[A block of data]
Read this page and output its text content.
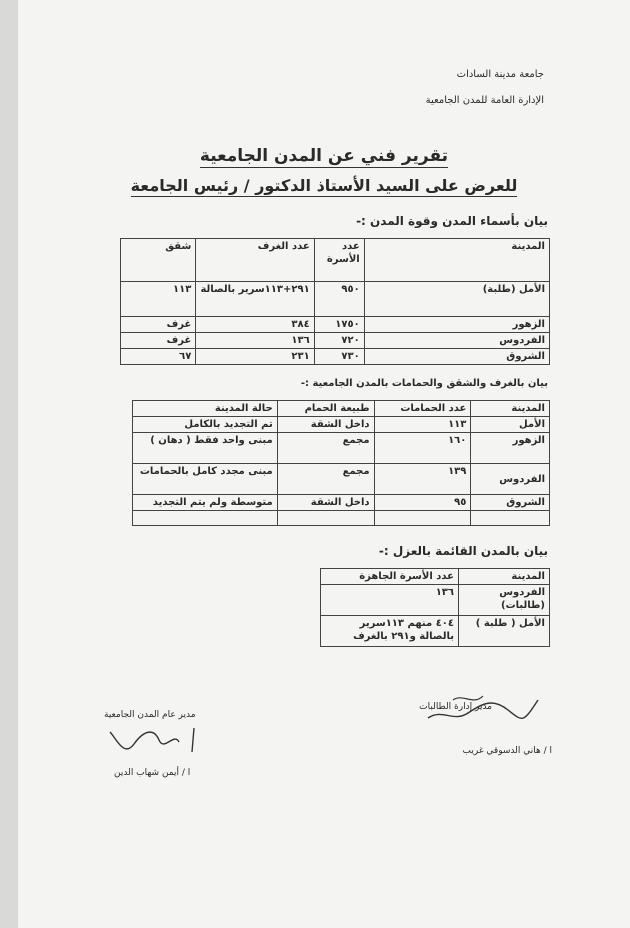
جامعة مدينة السادات
الإدارة العامة للمدن الجامعية
تقرير فني عن المدن الجامعية
للعرض على السيد الأستاذ الدكتور / رئيس الجامعة
بيان بأسماء المدن وقوة المدن :-
المدينة	عدد الأسرة	عدد الغرف	شقق
الأمل (طلبة)	٩٥٠	٢٩١+١١٣سرير بالصالة	١١٣
الزهور	١٧٥٠	٣٨٤	غرف
الفردوس	٧٢٠	١٣٦	غرف
الشروق	٧٣٠	٢٣١	٦٧
بيان بالغرف والشقق والحمامات بالمدن الجامعية :-
المدينة	عدد الحمامات	طبيعة الحمام	حالة المدينة
الأمل	١١٣	داخل الشقة	تم التجديد بالكامل
الزهور	١٦٠	مجمع	مبنى واحد فقط ( دهان )
الفردوس	١٣٩	مجمع	مبنى مجدد كامل بالحمامات
الشروق	٩٥	داخل الشقة	متوسطة ولم يتم التجديد

بيان بالمدن القائمة بالعزل :-
المدينة	عدد الأسرة الجاهزة
الفردوس (طالبات)	١٣٦
الأمل ( طلبة )	٤٠٤ منهم ١١٣سرير بالصالة و٢٩١ بالغرف
مدير إدارة الطالبات
ا / هاني الدسوقي غريب
مدير عام المدن الجامعية
ا / أيمن شهاب الدين
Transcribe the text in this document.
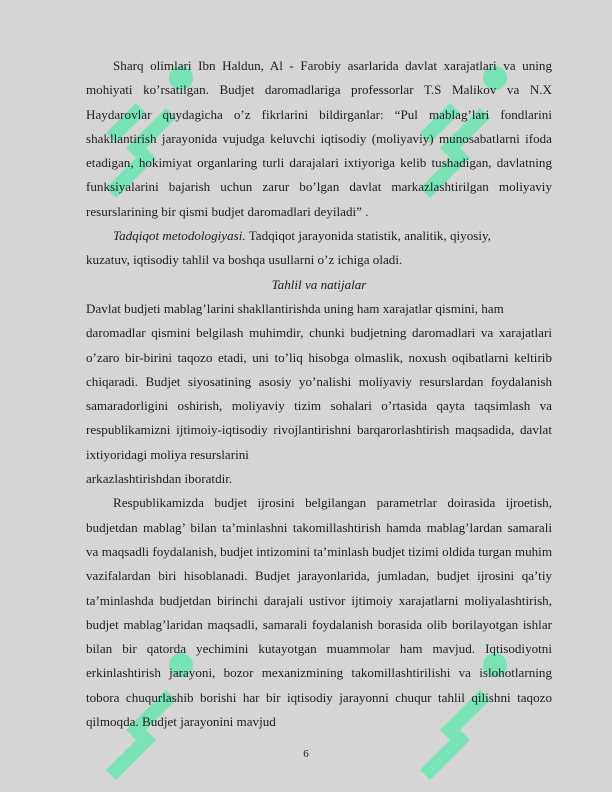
Sharq olimlari Ibn Haldun, Al - Farobiy asarlarida davlat xarajatlari va uning mohiyati ko’rsatilgan. Budjet daromadlariga professorlar T.S Malikov va N.X Haydarovlar quydagicha o’z fikrlarini bildirganlar: “Pul mablag’lari fondlarini shakllantirish jarayonida vujudga keluvchi iqtisodiy (moliyaviy) munosabatlarni ifoda etadigan, hokimiyat organlaring turli darajalari ixtiyoriga kelib tushadigan, davlatning funksiyalarini bajarish uchun zarur bo’lgan davlat markazlashtirilgan moliyaviy resurslarining bir qismi budjet daromadlari deyiladi” .

Tadqiqot metodologiyasi. Tadqiqot jarayonida statistik, analitik, qiyosiy,

kuzatuv, iqtisodiy tahlil va boshqa usullarni o’z ichiga oladi.

Tahlil va natijalar

Davlat budjeti mablag’larini shakllantirishda uning ham xarajatlar qismini, ham

daromadlar qismini belgilash muhimdir, chunki budjetning daromadlari va xarajatlari o’zaro bir-birini taqozo etadi, uni to’liq hisobga olmaslik, noxush oqibatlarni keltirib chiqaradi. Budjet siyosatining asosiy yo’nalishi moliyaviy resurslardan foydalanish samaradorligini oshirish, moliyaviy tizim sohalari o’rtasida qayta taqsimlash va respublikamizni ijtimoiy-iqtisodiy rivojlantirishni barqarorlashtirish maqsadida, davlat ixtiyoridagi moliya resurslarini

arkazlashtirishdan iboratdir.

Respublikamizda budjet ijrosini belgilangan parametrlar doirasida ijroetish, budjetdan mablag’ bilan ta’minlashni takomillashtirish hamda mablag’lardan samarali va maqsadli foydalanish, budjet intizomini ta’minlash budjet tizimi oldida turgan muhim vazifalardan biri hisoblanadi. Budjet jarayonlarida, jumladan, budjet ijrosini qa’tiy ta’minlashda budjetdan birinchi darajali ustivor ijtimoiy xarajatlarni moliyalashtirish, budjet mablag’laridan maqsadli, samarali foydalanish borasida olib borilayotgan ishlar bilan bir qatorda yechimini kutayotgan muammolar ham mavjud. Iqtisodiyotni erkinlashtirish jarayoni, bozor mexanizmining takomillashtirilishi va islohotlarning tobora chuqurlashib borishi har bir iqtisodiy jarayonni chuqur tahlil qilishni taqozo qilmoqda. Budjet jarayonini mavjud

6
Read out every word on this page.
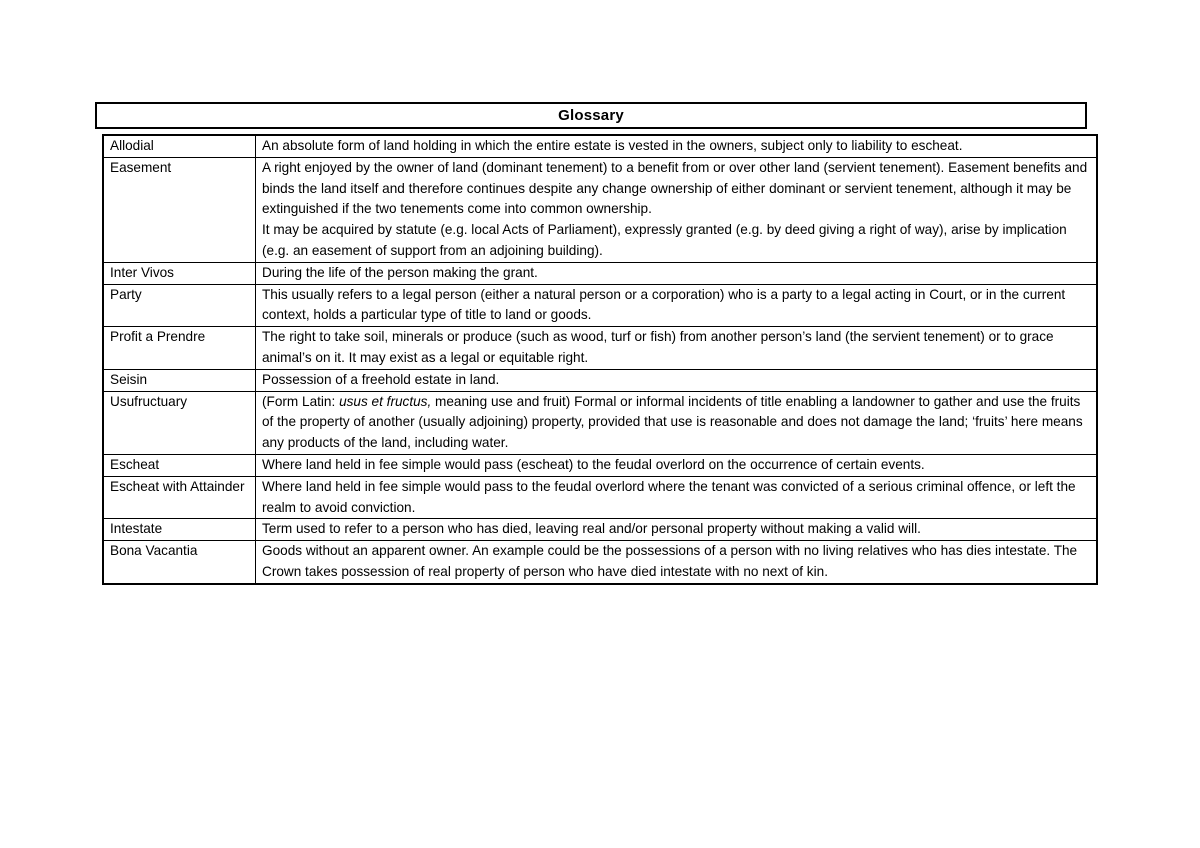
Glossary
Allodial	An absolute form of land holding in which the entire estate is vested in the owners, subject only to liability to escheat.
Easement	A right enjoyed by the owner of land (dominant tenement) to a benefit from or over other land (servient tenement). Easement benefits and binds the land itself and therefore continues despite any change ownership of either dominant or servient tenement, although it may be extinguished if the two tenements come into common ownership.
It may be acquired by statute (e.g. local Acts of Parliament), expressly granted (e.g. by deed giving a right of way), arise by implication (e.g. an easement of support from an adjoining building).
Inter Vivos	During the life of the person making the grant.
Party	This usually refers to a legal person (either a natural person or a corporation) who is a party to a legal acting in Court, or in the current context, holds a particular type of title to land or goods.
Profit a Prendre	The right to take soil, minerals or produce (such as wood, turf or fish) from another person’s land (the servient tenement) or to grace animal’s on it. It may exist as a legal or equitable right.
Seisin	Possession of a freehold estate in land.
Usufructuary	(Form Latin: usus et fructus, meaning use and fruit) Formal or informal incidents of title enabling a landowner to gather and use the fruits of the property of another (usually adjoining) property, provided that use is reasonable and does not damage the land; ‘fruits’ here means any products of the land, including water.
Escheat	Where land held in fee simple would pass (escheat) to the feudal overlord on the occurrence of certain events.
Escheat with Attainder	Where land held in fee simple would pass to the feudal overlord where the tenant was convicted of a serious criminal offence, or left the realm to avoid conviction.
Intestate	Term used to refer to a person who has died, leaving real and/or personal property without making a valid will.
Bona Vacantia	Goods without an apparent owner. An example could be the possessions of a person with no living relatives who has dies intestate. The Crown takes possession of real property of person who have died intestate with no next of kin.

[Written problem]: Quote every record above exactly, leaving out any pictures.

[The output]:
Read this page and output its text content.
جامعة مدينة السادات
الإدارة العامة للمدن الجامعية
تقرير فني عن المدن الجامعية
للعرض على السيد الأستاذ الدكتور / رئيس الجامعة
بيان بأسماء المدن وقوة المدن :-
المدينة	عدد الأسرة	عدد الغرف	شقق
الأمل (طلبة)	٩٥٠	٢٩١+١١٣سرير بالصالة	١١٣
الزهور	١٧٥٠	٣٨٤	غرف
الفردوس	٧٢٠	١٣٦	غرف
الشروق	٧٣٠	٢٣١	٦٧
بيان بالغرف والشقق والحمامات بالمدن الجامعية :-
المدينة	عدد الحمامات	طبيعة الحمام	حالة المدينة
الأمل	١١٣	داخل الشقة	تم التجديد بالكامل
الزهور	١٦٠	مجمع	مبنى واحد فقط ( دهان )
الفردوس	١٣٩	مجمع	مبنى مجدد كامل بالحمامات
الشروق	٩٥	داخل الشقة	متوسطة ولم يتم التجديد

بيان بالمدن القائمة بالعزل :-
المدينة	عدد الأسرة الجاهزة
الفردوس (طالبات)	١٣٦
الأمل ( طلبة )	٤٠٤ منهم ١١٣سرير بالصالة و٢٩١ بالغرف
مدير إدارة الطالبات
ا / هاني الدسوقي غريب
مدير عام المدن الجامعية
ا / أيمن شهاب الدين
Transcribe the text in this document.
Sharq olimlari Ibn Haldun, Al - Farobiy asarlarida davlat xarajatlari va uning mohiyati ko’rsatilgan. Budjet daromadlariga professorlar T.S Malikov va N.X Haydarovlar quydagicha o’z fikrlarini bildirganlar: “Pul mablag’lari fondlarini shakllantirish jarayonida vujudga keluvchi iqtisodiy (moliyaviy) munosabatlarni ifoda etadigan, hokimiyat organlaring turli darajalari ixtiyoriga kelib tushadigan, davlatning funksiyalarini bajarish uchun zarur bo’lgan davlat markazlashtirilgan moliyaviy resurslarining bir qismi budjet daromadlari deyiladi” .

Tadqiqot metodologiyasi. Tadqiqot jarayonida statistik, analitik, qiyosiy,

kuzatuv, iqtisodiy tahlil va boshqa usullarni o’z ichiga oladi.

Tahlil va natijalar

Davlat budjeti mablag’larini shakllantirishda uning ham xarajatlar qismini, ham

daromadlar qismini belgilash muhimdir, chunki budjetning daromadlari va xarajatlari o’zaro bir-birini taqozo etadi, uni to’liq hisobga olmaslik, noxush oqibatlarni keltirib chiqaradi. Budjet siyosatining asosiy yo’nalishi moliyaviy resurslardan foydalanish samaradorligini oshirish, moliyaviy tizim sohalari o’rtasida qayta taqsimlash va respublikamizni ijtimoiy-iqtisodiy rivojlantirishni barqarorlashtirish maqsadida, davlat ixtiyoridagi moliya resurslarini

arkazlashtirishdan iboratdir.

Respublikamizda budjet ijrosini belgilangan parametrlar doirasida ijroetish, budjetdan mablag’ bilan ta’minlashni takomillashtirish hamda mablag’lardan samarali va maqsadli foydalanish, budjet intizomini ta’minlash budjet tizimi oldida turgan muhim vazifalardan biri hisoblanadi. Budjet jarayonlarida, jumladan, budjet ijrosini qa’tiy ta’minlashda budjetdan birinchi darajali ustivor ijtimoiy xarajatlarni moliyalashtirish, budjet mablag’laridan maqsadli, samarali foydalanish borasida olib borilayotgan ishlar bilan bir qatorda yechimini kutayotgan muammolar ham mavjud. Iqtisodiyotni erkinlashtirish jarayoni, bozor mexanizmining takomillashtirilishi va islohotlarning tobora chuqurlashib borishi har bir iqtisodiy jarayonni chuqur tahlil qilishni taqozo qilmoqda. Budjet jarayonini mavjud

6
Read out every word on this page.
Glossary
Allodial	An absolute form of land holding in which the entire estate is vested in the owners, subject only to liability to escheat.
Easement	A right enjoyed by the owner of land (dominant tenement) to a benefit from or over other land (servient tenement). Easement benefits and binds the land itself and therefore continues despite any change ownership of either dominant or servient tenement, although it may be extinguished if the two tenements come into common ownership.
It may be acquired by statute (e.g. local Acts of Parliament), expressly granted (e.g. by deed giving a right of way), arise by implication (e.g. an easement of support from an adjoining building).
Inter Vivos	During the life of the person making the grant.
Party	This usually refers to a legal person (either a natural person or a corporation) who is a party to a legal acting in Court, or in the current context, holds a particular type of title to land or goods.
Profit a Prendre	The right to take soil, minerals or produce (such as wood, turf or fish) from another person’s land (the servient tenement) or to grace animal’s on it. It may exist as a legal or equitable right.
Seisin	Possession of a freehold estate in land.
Usufructuary	(Form Latin: usus et fructus, meaning use and fruit) Formal or informal incidents of title enabling a landowner to gather and use the fruits of the property of another (usually adjoining) property, provided that use is reasonable and does not damage the land; ‘fruits’ here means any products of the land, including water.
Escheat	Where land held in fee simple would pass (escheat) to the feudal overlord on the occurrence of certain events.
Escheat with Attainder	Where land held in fee simple would pass to the feudal overlord where the tenant was convicted of a serious criminal offence, or left the realm to avoid conviction.
Intestate	Term used to refer to a person who has died, leaving real and/or personal property without making a valid will.
Bona Vacantia	Goods without an apparent owner. An example could be the possessions of a person with no living relatives who has dies intestate. The Crown takes possession of real property of person who have died intestate with no next of kin.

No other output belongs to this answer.